**Task goal**
Copy each line of the data below exactly, leaving out pictures.

— start of Task material —

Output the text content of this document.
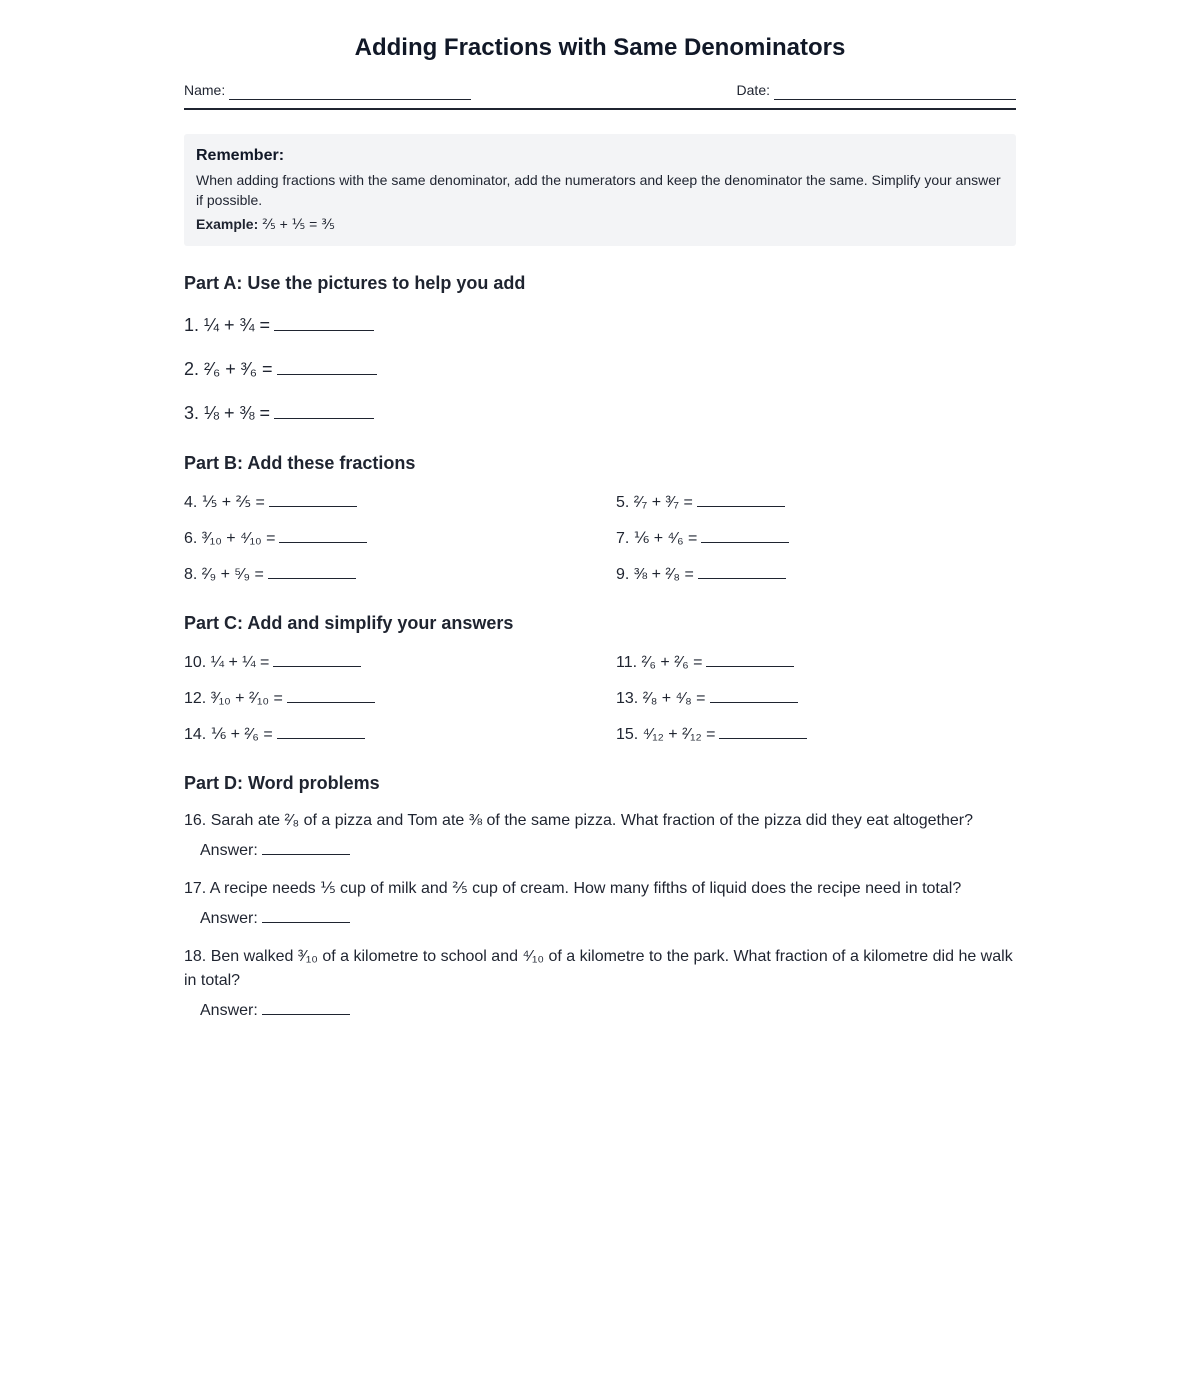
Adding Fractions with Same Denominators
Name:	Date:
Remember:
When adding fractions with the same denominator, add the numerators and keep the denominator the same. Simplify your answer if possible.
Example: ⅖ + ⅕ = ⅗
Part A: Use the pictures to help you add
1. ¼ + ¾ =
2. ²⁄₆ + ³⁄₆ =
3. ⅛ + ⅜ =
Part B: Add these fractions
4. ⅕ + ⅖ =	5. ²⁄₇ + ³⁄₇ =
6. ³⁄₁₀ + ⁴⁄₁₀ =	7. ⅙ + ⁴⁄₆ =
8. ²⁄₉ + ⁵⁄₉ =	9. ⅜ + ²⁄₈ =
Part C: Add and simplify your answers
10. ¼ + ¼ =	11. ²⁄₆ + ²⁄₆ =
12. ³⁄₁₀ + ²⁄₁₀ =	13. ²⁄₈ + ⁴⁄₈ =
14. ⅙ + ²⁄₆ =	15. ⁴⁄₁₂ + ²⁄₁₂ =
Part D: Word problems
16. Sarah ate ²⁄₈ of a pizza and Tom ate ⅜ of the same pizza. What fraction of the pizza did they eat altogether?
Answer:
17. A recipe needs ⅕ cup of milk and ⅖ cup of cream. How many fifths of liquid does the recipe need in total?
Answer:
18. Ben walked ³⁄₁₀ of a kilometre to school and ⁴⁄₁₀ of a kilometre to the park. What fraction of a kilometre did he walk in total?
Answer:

— end of Task material —

**Response**
Output the text content of this document.
Adding Fractions with Same Denominators
Name:	Date:
Remember:
When adding fractions with the same denominator, add the numerators and keep the denominator the same. Simplify your answer if possible.
Example: ⅖ + ⅕ = ⅗
Part A: Use the pictures to help you add
1. ¼ + ¾ =
2. ²⁄₆ + ³⁄₆ =
3. ⅛ + ⅜ =
Part B: Add these fractions
4. ⅕ + ⅖ =	5. ²⁄₇ + ³⁄₇ =
6. ³⁄₁₀ + ⁴⁄₁₀ =	7. ⅙ + ⁴⁄₆ =
8. ²⁄₉ + ⁵⁄₉ =	9. ⅜ + ²⁄₈ =
Part C: Add and simplify your answers
10. ¼ + ¼ =	11. ²⁄₆ + ²⁄₆ =
12. ³⁄₁₀ + ²⁄₁₀ =	13. ²⁄₈ + ⁴⁄₈ =
14. ⅙ + ²⁄₆ =	15. ⁴⁄₁₂ + ²⁄₁₂ =
Part D: Word problems
16. Sarah ate ²⁄₈ of a pizza and Tom ate ⅜ of the same pizza. What fraction of the pizza did they eat altogether?
Answer:
17. A recipe needs ⅕ cup of milk and ⅖ cup of cream. How many fifths of liquid does the recipe need in total?
Answer:
18. Ben walked ³⁄₁₀ of a kilometre to school and ⁴⁄₁₀ of a kilometre to the park. What fraction of a kilometre did he walk in total?
Answer:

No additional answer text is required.